> LESETEXT:
........

Rhodesian Ridgeback – Individualist aus Afrika

Von Dr. Ute Blaschke-Berthold

Ein Rasseportrait mit einer selten gefundenen Ehrlichkeit und Akribie, ohne jegliche rosarote Fan-Brille. Spannend geschrieben – auch über Grundsätzliches von Hunderassen, über Wesenseigenschaften, die oft als rassetypisch angegeben werden, sich in Wahrheit aber gegenseitig ausschließen. Was Menschen von einem Hund erwarten können. Dies und mehr in einem exzellenten Artikel von Dr. rer.nat. Ute Blaschke-Berthold.

In manchen Gegenden des deutschsprachigen Raumes gehört der Rhodesian ­Ridgeback – im Folgenden auch kurz RR genannt – schon fast zum alltäglichen Straße­nbild, und so mancher hunde­freundliche Passant weiß den auffallenden Hund einzuordnen. Nach einem kurzen Blick auf den Rücken des Hundes folgt unweigerlich der Kommentar: „Ach, das ist doch einer von diesen afrika­nischen Hunden!"

Die Zeiten der Exklusivität sind allerdings vorbei, der ehemalige „Rolls Royce unter den Hunden" hat – um bei diesem Bild zu bleiben – die ­Rolle eines soliden Mittelklasse­wagens bekommen. Es ist heute auch nicht mehr schwer, Informationen über ­diese Hunderasse zu erhalten: ­Mehrere Rassemonografien in Buchform, Videos, zahlreiche Beiträge in Hundezeitschriften, mehrere Zuchtvereine innerhalb und außerhalb der FCI und vor allem Hunderte von Seiten im Internet versorgen den interessierten Hundefreund mit den ­Informationen, die er für seine Entscheidungs­findung braucht oder unbedingt lesen möchte, falls er sich für einen RR bereits entschieden hat.

........

> AUFGABEN:
**1.** Übersetzen Sie diesen Satz aus dem Lesetext über den Rhodesian Ridgeback ins Englische: »Die Zeiten der Exklusivität sind allerdings vorbei, der ehemalige „Rolls Royce unter den Hunden“ hat – um bei diesem Bild zu bleiben – die Rolle eines soliden Mittelklassewagens bekommen.«
**2.** Greifen Sie den Lesetext über den Rhodesian Ridgeback nach seinem letzten Satz auf und schreiben Sie ihn weiter.

........

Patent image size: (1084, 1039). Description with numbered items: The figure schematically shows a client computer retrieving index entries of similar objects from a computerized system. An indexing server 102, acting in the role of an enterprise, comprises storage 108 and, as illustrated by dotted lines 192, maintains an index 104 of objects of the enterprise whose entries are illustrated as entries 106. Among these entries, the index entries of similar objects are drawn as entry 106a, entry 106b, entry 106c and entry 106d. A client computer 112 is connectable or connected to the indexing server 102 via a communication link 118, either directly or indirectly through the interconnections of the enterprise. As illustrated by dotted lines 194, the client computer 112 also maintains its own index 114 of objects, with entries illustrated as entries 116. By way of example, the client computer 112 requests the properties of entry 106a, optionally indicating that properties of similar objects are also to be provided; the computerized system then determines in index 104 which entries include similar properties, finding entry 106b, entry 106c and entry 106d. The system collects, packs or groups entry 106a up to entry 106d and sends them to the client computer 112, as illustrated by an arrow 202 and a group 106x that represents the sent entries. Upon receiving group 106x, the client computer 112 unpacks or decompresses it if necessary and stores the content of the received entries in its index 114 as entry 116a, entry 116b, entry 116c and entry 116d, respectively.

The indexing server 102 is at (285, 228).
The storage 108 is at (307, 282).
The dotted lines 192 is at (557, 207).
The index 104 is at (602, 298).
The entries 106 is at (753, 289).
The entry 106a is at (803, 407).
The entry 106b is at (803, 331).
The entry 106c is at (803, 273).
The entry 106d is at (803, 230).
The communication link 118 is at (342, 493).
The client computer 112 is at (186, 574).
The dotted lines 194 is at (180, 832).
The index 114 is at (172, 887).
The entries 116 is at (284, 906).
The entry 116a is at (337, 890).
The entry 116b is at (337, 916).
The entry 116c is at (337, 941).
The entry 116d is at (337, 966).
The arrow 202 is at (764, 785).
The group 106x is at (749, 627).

........

> ERWARTETE LÖSUNGEN:
**1.** The days of exclusivity are over, however: the former "Rolls-Royce among dogs" has, to stay with this image, taken on the role of a solid mid-range car.

**2.**
Der Standard
Der Rassestandard des RR ist – wie jeder andere auch – die Beschreibung eines Idealbildes. Er beschreibt nicht, was real ist, sondern ist Ausdruck menschlichen Wunschdenkens. An bestimmten Rassen interessierte Menschen klammern sich geradezu sklavisch an den Standard und die daraus abgeleitete Rassebeschreibung, um herauszufinden, ob dieser Hund für sie geeignet ist oder nicht. Vergessen wird dabei vollkommen, dass nicht nur das Äußere der Hunde einer Rasse variiert, sondern auch die Reaktionsnorm des Verhaltens. Es herrscht die Meinung vor, dass man sich mehr um Körperbautyp und Farbe Gedanken machen sollte als um Verhalten. Schließlich wird der Hund mit seiner Farbe geboren, sein Verhalten ist noch ein „weißes Blatt", welches nach Be­lieben beschrieben werden kann. Und so erleben wir erschreckt, dass sich Interessenten für die ­Rasse RR alleine aufgrund des Äußeren entscheiden und glauben, durch eine „richtige" Erziehung den ­passenden Hund formen zu können. Viele ­Interessenten dieser Rasse lesen über die Wesenseigenschaften und finden, dass dieser Hund zu ihnen passt: Eine hohe Reizschwelle, zurückhaltend, würdevoll, ohne Scheu und Aggres­sion. Dieses aber ist eine Beschreibung des Rhodesians, wie er sein sollte – und nicht, wie er ist. Das ist ein großer Unterschied, der z.T. sicher die rasant ansteigende Zahl der wieder abgegebenen Rhodesians erklärt. Im Detail nachzulesen ist der FCI-Standard Nr. 146 des RR auf der Website www.rhodesian-ridgeback.org.

Der Ridge gilt als unverwechselbares Rassekennzeichen (siehe Kasten). Allerdings ist er nicht ­ausschließlich auf den Rhodesian Ridgeback beschränkt. In Asien sind ebenfalls Hunde mit einem Ridge zu finden; europäische Quellen beschreiben ­diese Hunde der Insel Phu Quoc im Golf von Thailand erstmals zum Ende des 19. Jahrhunderts hin.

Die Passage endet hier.